#### EXTRACTED MATERIAL

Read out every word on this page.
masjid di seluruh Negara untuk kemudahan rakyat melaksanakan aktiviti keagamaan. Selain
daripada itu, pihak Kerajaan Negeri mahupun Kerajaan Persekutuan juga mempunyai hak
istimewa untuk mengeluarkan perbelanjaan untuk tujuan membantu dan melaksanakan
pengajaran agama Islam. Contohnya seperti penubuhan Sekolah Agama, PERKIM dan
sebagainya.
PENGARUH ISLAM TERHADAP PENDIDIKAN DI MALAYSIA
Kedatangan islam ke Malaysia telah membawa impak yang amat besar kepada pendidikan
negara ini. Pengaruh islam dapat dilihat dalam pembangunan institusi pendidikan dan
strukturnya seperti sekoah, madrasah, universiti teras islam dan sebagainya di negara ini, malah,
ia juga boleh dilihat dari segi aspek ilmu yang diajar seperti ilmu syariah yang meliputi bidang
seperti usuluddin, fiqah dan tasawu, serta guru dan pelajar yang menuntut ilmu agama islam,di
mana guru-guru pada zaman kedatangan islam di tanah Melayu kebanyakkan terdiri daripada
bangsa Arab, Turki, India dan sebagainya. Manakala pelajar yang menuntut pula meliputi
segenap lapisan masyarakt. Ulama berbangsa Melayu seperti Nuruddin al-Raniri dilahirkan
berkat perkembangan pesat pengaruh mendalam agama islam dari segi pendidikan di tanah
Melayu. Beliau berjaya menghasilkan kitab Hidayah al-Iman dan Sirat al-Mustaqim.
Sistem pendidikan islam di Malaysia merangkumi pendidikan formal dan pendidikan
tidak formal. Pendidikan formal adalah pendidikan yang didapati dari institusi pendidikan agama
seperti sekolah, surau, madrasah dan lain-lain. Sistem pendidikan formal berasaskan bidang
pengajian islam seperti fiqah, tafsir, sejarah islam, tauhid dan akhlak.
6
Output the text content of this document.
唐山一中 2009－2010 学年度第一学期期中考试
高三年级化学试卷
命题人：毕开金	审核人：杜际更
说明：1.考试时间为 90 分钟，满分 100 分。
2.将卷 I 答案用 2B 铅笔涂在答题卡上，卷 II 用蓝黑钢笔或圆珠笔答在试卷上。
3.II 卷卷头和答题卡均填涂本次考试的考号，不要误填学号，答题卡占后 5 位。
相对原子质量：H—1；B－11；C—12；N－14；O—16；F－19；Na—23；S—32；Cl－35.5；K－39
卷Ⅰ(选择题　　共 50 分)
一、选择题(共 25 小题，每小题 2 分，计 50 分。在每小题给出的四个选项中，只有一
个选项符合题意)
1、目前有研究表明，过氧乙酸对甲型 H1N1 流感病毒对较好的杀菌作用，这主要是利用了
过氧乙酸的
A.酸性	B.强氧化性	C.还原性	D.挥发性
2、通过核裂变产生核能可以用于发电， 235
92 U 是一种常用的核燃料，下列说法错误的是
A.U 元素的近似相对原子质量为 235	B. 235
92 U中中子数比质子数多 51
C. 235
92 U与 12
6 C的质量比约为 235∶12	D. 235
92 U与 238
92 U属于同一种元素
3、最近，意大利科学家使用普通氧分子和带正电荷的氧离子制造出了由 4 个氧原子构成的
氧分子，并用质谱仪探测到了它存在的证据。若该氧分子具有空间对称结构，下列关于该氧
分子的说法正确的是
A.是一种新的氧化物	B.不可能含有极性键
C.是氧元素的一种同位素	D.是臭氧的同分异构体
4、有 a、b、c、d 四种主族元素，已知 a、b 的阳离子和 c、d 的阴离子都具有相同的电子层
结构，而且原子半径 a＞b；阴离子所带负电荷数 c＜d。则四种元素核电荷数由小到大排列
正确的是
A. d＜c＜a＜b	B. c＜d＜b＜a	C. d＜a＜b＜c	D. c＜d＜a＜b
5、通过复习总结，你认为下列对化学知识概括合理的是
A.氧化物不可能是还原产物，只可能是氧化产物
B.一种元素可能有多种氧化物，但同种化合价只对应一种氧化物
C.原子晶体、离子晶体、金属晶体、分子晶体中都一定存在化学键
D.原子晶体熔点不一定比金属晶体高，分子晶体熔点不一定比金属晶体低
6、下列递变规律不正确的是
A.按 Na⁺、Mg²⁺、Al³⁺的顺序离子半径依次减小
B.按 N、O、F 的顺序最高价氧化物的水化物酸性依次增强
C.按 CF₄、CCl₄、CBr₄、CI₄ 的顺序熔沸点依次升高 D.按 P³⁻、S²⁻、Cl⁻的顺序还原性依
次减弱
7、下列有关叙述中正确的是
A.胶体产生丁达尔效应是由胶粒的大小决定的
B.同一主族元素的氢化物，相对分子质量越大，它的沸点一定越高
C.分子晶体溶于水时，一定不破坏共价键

#### EXERCISE TASK
Repeat the material above in full, exactly as it stands.

#### CORRECT ANSWER
Read out every word on this page.
masjid di seluruh Negara untuk kemudahan rakyat melaksanakan aktiviti keagamaan. Selain
daripada itu, pihak Kerajaan Negeri mahupun Kerajaan Persekutuan juga mempunyai hak
istimewa untuk mengeluarkan perbelanjaan untuk tujuan membantu dan melaksanakan
pengajaran agama Islam. Contohnya seperti penubuhan Sekolah Agama, PERKIM dan
sebagainya.
PENGARUH ISLAM TERHADAP PENDIDIKAN DI MALAYSIA
Kedatangan islam ke Malaysia telah membawa impak yang amat besar kepada pendidikan
negara ini. Pengaruh islam dapat dilihat dalam pembangunan institusi pendidikan dan
strukturnya seperti sekoah, madrasah, universiti teras islam dan sebagainya di negara ini, malah,
ia juga boleh dilihat dari segi aspek ilmu yang diajar seperti ilmu syariah yang meliputi bidang
seperti usuluddin, fiqah dan tasawu, serta guru dan pelajar yang menuntut ilmu agama islam,di
mana guru-guru pada zaman kedatangan islam di tanah Melayu kebanyakkan terdiri daripada
bangsa Arab, Turki, India dan sebagainya. Manakala pelajar yang menuntut pula meliputi
segenap lapisan masyarakt. Ulama berbangsa Melayu seperti Nuruddin al-Raniri dilahirkan
berkat perkembangan pesat pengaruh mendalam agama islam dari segi pendidikan di tanah
Melayu. Beliau berjaya menghasilkan kitab Hidayah al-Iman dan Sirat al-Mustaqim.
Sistem pendidikan islam di Malaysia merangkumi pendidikan formal dan pendidikan
tidak formal. Pendidikan formal adalah pendidikan yang didapati dari institusi pendidikan agama
seperti sekolah, surau, madrasah dan lain-lain. Sistem pendidikan formal berasaskan bidang
pengajian islam seperti fiqah, tafsir, sejarah islam, tauhid dan akhlak.
6
Output the text content of this document.
唐山一中 2009－2010 学年度第一学期期中考试
高三年级化学试卷
命题人：毕开金	审核人：杜际更
说明：1.考试时间为 90 分钟，满分 100 分。
2.将卷 I 答案用 2B 铅笔涂在答题卡上，卷 II 用蓝黑钢笔或圆珠笔答在试卷上。
3.II 卷卷头和答题卡均填涂本次考试的考号，不要误填学号，答题卡占后 5 位。
相对原子质量：H—1；B－11；C—12；N－14；O—16；F－19；Na—23；S—32；Cl－35.5；K－39
卷Ⅰ(选择题　　共 50 分)
一、选择题(共 25 小题，每小题 2 分，计 50 分。在每小题给出的四个选项中，只有一
个选项符合题意)
1、目前有研究表明，过氧乙酸对甲型 H1N1 流感病毒对较好的杀菌作用，这主要是利用了
过氧乙酸的
A.酸性	B.强氧化性	C.还原性	D.挥发性
2、通过核裂变产生核能可以用于发电， 235
92 U 是一种常用的核燃料，下列说法错误的是
A.U 元素的近似相对原子质量为 235	B. 235
92 U中中子数比质子数多 51
C. 235
92 U与 12
6 C的质量比约为 235∶12	D. 235
92 U与 238
92 U属于同一种元素
3、最近，意大利科学家使用普通氧分子和带正电荷的氧离子制造出了由 4 个氧原子构成的
氧分子，并用质谱仪探测到了它存在的证据。若该氧分子具有空间对称结构，下列关于该氧
分子的说法正确的是
A.是一种新的氧化物	B.不可能含有极性键
C.是氧元素的一种同位素	D.是臭氧的同分异构体
4、有 a、b、c、d 四种主族元素，已知 a、b 的阳离子和 c、d 的阴离子都具有相同的电子层
结构，而且原子半径 a＞b；阴离子所带负电荷数 c＜d。则四种元素核电荷数由小到大排列
正确的是
A. d＜c＜a＜b	B. c＜d＜b＜a	C. d＜a＜b＜c	D. c＜d＜a＜b
5、通过复习总结，你认为下列对化学知识概括合理的是
A.氧化物不可能是还原产物，只可能是氧化产物
B.一种元素可能有多种氧化物，但同种化合价只对应一种氧化物
C.原子晶体、离子晶体、金属晶体、分子晶体中都一定存在化学键
D.原子晶体熔点不一定比金属晶体高，分子晶体熔点不一定比金属晶体低
6、下列递变规律不正确的是
A.按 Na⁺、Mg²⁺、Al³⁺的顺序离子半径依次减小
B.按 N、O、F 的顺序最高价氧化物的水化物酸性依次增强
C.按 CF₄、CCl₄、CBr₄、CI₄ 的顺序熔沸点依次升高 D.按 P³⁻、S²⁻、Cl⁻的顺序还原性依
次减弱
7、下列有关叙述中正确的是
A.胶体产生丁达尔效应是由胶粒的大小决定的
B.同一主族元素的氢化物，相对分子质量越大，它的沸点一定越高
C.分子晶体溶于水时，一定不破坏共价键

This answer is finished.